Records contained in a dataset:
===============

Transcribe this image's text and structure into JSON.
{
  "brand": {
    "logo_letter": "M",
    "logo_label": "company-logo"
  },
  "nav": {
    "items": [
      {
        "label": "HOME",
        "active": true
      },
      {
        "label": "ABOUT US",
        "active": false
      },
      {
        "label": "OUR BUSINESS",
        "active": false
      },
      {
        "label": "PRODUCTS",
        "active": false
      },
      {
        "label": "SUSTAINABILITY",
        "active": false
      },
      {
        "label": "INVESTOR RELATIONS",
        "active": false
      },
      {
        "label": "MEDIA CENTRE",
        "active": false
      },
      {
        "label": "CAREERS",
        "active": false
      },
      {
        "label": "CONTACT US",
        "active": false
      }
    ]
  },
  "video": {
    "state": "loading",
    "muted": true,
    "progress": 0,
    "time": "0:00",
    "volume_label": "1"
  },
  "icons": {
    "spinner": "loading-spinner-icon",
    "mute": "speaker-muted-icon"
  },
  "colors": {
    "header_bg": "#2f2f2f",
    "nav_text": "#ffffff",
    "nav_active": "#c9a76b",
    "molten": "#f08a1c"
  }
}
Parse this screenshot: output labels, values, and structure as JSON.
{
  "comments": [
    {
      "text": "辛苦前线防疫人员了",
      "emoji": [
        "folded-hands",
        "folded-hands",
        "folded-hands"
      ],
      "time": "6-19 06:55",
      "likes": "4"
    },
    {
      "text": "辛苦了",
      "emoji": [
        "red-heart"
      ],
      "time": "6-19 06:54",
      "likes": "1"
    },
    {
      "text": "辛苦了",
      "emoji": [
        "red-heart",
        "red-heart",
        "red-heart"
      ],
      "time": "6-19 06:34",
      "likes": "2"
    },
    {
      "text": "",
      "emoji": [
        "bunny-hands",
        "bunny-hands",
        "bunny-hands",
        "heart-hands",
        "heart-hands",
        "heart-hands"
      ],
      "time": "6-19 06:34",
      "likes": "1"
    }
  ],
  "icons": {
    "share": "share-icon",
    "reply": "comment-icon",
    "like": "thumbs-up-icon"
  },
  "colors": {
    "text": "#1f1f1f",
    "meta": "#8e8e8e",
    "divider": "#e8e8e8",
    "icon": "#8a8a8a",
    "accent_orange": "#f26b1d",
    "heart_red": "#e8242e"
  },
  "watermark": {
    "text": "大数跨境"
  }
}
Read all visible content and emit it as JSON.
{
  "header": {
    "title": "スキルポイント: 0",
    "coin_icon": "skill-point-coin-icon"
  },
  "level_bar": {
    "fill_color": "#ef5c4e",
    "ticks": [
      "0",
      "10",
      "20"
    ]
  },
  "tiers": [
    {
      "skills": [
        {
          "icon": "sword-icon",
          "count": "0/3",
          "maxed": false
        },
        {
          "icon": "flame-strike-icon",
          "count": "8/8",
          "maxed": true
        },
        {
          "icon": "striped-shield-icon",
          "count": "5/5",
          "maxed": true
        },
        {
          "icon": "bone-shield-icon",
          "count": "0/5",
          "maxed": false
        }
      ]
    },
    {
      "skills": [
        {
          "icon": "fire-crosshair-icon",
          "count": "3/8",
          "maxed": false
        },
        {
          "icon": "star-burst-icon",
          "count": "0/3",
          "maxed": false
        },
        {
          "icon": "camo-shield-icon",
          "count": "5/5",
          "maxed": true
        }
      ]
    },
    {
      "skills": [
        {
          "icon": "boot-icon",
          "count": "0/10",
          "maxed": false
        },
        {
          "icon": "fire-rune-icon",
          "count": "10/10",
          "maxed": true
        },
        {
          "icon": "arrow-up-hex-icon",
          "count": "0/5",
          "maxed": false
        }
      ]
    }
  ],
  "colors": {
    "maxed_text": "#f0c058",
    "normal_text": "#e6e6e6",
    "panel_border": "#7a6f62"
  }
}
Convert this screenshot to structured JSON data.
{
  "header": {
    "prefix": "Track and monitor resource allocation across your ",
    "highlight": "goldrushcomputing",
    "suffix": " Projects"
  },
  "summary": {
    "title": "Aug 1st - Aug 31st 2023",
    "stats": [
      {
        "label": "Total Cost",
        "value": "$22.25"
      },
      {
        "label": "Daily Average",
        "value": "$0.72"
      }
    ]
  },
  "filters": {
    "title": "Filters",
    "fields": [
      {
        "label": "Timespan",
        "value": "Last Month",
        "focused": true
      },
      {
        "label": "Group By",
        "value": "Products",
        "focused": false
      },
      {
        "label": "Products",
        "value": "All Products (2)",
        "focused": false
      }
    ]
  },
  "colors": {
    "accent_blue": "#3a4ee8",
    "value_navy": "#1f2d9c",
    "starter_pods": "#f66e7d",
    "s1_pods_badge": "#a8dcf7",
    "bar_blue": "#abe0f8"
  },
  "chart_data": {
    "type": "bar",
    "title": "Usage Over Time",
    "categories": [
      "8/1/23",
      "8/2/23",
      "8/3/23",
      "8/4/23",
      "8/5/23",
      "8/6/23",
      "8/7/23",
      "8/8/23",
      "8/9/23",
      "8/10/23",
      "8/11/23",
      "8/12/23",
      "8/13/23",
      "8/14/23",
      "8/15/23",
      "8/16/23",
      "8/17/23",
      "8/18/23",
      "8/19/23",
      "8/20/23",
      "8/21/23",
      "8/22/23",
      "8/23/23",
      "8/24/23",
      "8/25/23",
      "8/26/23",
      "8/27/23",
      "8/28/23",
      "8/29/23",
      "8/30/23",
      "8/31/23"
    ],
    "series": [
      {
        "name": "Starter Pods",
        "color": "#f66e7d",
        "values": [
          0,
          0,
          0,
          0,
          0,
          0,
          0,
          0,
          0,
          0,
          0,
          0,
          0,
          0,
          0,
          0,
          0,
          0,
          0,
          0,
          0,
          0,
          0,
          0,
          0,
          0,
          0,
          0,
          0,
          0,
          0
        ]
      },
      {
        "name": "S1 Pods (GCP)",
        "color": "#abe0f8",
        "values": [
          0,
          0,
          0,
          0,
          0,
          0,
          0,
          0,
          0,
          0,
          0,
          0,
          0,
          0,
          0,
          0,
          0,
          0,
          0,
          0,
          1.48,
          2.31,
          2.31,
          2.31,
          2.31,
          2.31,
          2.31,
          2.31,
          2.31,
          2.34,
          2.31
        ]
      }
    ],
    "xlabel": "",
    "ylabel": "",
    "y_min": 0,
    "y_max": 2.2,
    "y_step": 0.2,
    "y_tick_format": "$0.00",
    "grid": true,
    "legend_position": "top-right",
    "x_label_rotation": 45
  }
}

===============

**Set exercise**. Print all of the data exactly as it was given.

**Reply**.
Transcribe this image's text and structure into JSON.
{
  "brand": {
    "logo_letter": "M",
    "logo_label": "company-logo"
  },
  "nav": {
    "items": [
      {
        "label": "HOME",
        "active": true
      },
      {
        "label": "ABOUT US",
        "active": false
      },
      {
        "label": "OUR BUSINESS",
        "active": false
      },
      {
        "label": "PRODUCTS",
        "active": false
      },
      {
        "label": "SUSTAINABILITY",
        "active": false
      },
      {
        "label": "INVESTOR RELATIONS",
        "active": false
      },
      {
        "label": "MEDIA CENTRE",
        "active": false
      },
      {
        "label": "CAREERS",
        "active": false
      },
      {
        "label": "CONTACT US",
        "active": false
      }
    ]
  },
  "video": {
    "state": "loading",
    "muted": true,
    "progress": 0,
    "time": "0:00",
    "volume_label": "1"
  },
  "icons": {
    "spinner": "loading-spinner-icon",
    "mute": "speaker-muted-icon"
  },
  "colors": {
    "header_bg": "#2f2f2f",
    "nav_text": "#ffffff",
    "nav_active": "#c9a76b",
    "molten": "#f08a1c"
  }
}
Parse this screenshot: output labels, values, and structure as JSON.
{
  "comments": [
    {
      "text": "辛苦前线防疫人员了",
      "emoji": [
        "folded-hands",
        "folded-hands",
        "folded-hands"
      ],
      "time": "6-19 06:55",
      "likes": "4"
    },
    {
      "text": "辛苦了",
      "emoji": [
        "red-heart"
      ],
      "time": "6-19 06:54",
      "likes": "1"
    },
    {
      "text": "辛苦了",
      "emoji": [
        "red-heart",
        "red-heart",
        "red-heart"
      ],
      "time": "6-19 06:34",
      "likes": "2"
    },
    {
      "text": "",
      "emoji": [
        "bunny-hands",
        "bunny-hands",
        "bunny-hands",
        "heart-hands",
        "heart-hands",
        "heart-hands"
      ],
      "time": "6-19 06:34",
      "likes": "1"
    }
  ],
  "icons": {
    "share": "share-icon",
    "reply": "comment-icon",
    "like": "thumbs-up-icon"
  },
  "colors": {
    "text": "#1f1f1f",
    "meta": "#8e8e8e",
    "divider": "#e8e8e8",
    "icon": "#8a8a8a",
    "accent_orange": "#f26b1d",
    "heart_red": "#e8242e"
  },
  "watermark": {
    "text": "大数跨境"
  }
}
Read all visible content and emit it as JSON.
{
  "header": {
    "title": "スキルポイント: 0",
    "coin_icon": "skill-point-coin-icon"
  },
  "level_bar": {
    "fill_color": "#ef5c4e",
    "ticks": [
      "0",
      "10",
      "20"
    ]
  },
  "tiers": [
    {
      "skills": [
        {
          "icon": "sword-icon",
          "count": "0/3",
          "maxed": false
        },
        {
          "icon": "flame-strike-icon",
          "count": "8/8",
          "maxed": true
        },
        {
          "icon": "striped-shield-icon",
          "count": "5/5",
          "maxed": true
        },
        {
          "icon": "bone-shield-icon",
          "count": "0/5",
          "maxed": false
        }
      ]
    },
    {
      "skills": [
        {
          "icon": "fire-crosshair-icon",
          "count": "3/8",
          "maxed": false
        },
        {
          "icon": "star-burst-icon",
          "count": "0/3",
          "maxed": false
        },
        {
          "icon": "camo-shield-icon",
          "count": "5/5",
          "maxed": true
        }
      ]
    },
    {
      "skills": [
        {
          "icon": "boot-icon",
          "count": "0/10",
          "maxed": false
        },
        {
          "icon": "fire-rune-icon",
          "count": "10/10",
          "maxed": true
        },
        {
          "icon": "arrow-up-hex-icon",
          "count": "0/5",
          "maxed": false
        }
      ]
    }
  ],
  "colors": {
    "maxed_text": "#f0c058",
    "normal_text": "#e6e6e6",
    "panel_border": "#7a6f62"
  }
}
Convert this screenshot to structured JSON data.
{
  "header": {
    "prefix": "Track and monitor resource allocation across your ",
    "highlight": "goldrushcomputing",
    "suffix": " Projects"
  },
  "summary": {
    "title": "Aug 1st - Aug 31st 2023",
    "stats": [
      {
        "label": "Total Cost",
        "value": "$22.25"
      },
      {
        "label": "Daily Average",
        "value": "$0.72"
      }
    ]
  },
  "filters": {
    "title": "Filters",
    "fields": [
      {
        "label": "Timespan",
        "value": "Last Month",
        "focused": true
      },
      {
        "label": "Group By",
        "value": "Products",
        "focused": false
      },
      {
        "label": "Products",
        "value": "All Products (2)",
        "focused": false
      }
    ]
  },
  "colors": {
    "accent_blue": "#3a4ee8",
    "value_navy": "#1f2d9c",
    "starter_pods": "#f66e7d",
    "s1_pods_badge": "#a8dcf7",
    "bar_blue": "#abe0f8"
  },
  "chart_data": {
    "type": "bar",
    "title": "Usage Over Time",
    "categories": [
      "8/1/23",
      "8/2/23",
      "8/3/23",
      "8/4/23",
      "8/5/23",
      "8/6/23",
      "8/7/23",
      "8/8/23",
      "8/9/23",
      "8/10/23",
      "8/11/23",
      "8/12/23",
      "8/13/23",
      "8/14/23",
      "8/15/23",
      "8/16/23",
      "8/17/23",
      "8/18/23",
      "8/19/23",
      "8/20/23",
      "8/21/23",
      "8/22/23",
      "8/23/23",
      "8/24/23",
      "8/25/23",
      "8/26/23",
      "8/27/23",
      "8/28/23",
      "8/29/23",
      "8/30/23",
      "8/31/23"
    ],
    "series": [
      {
        "name": "Starter Pods",
        "color": "#f66e7d",
        "values": [
          0,
          0,
          0,
          0,
          0,
          0,
          0,
          0,
          0,
          0,
          0,
          0,
          0,
          0,
          0,
          0,
          0,
          0,
          0,
          0,
          0,
          0,
          0,
          0,
          0,
          0,
          0,
          0,
          0,
          0,
          0
        ]
      },
      {
        "name": "S1 Pods (GCP)",
        "color": "#abe0f8",
        "values": [
          0,
          0,
          0,
          0,
          0,
          0,
          0,
          0,
          0,
          0,
          0,
          0,
          0,
          0,
          0,
          0,
          0,
          0,
          0,
          0,
          1.48,
          2.31,
          2.31,
          2.31,
          2.31,
          2.31,
          2.31,
          2.31,
          2.31,
          2.34,
          2.31
        ]
      }
    ],
    "xlabel": "",
    "ylabel": "",
    "y_min": 0,
    "y_max": 2.2,
    "y_step": 0.2,
    "y_tick_format": "$0.00",
    "grid": true,
    "legend_position": "top-right",
    "x_label_rotation": 45
  }
}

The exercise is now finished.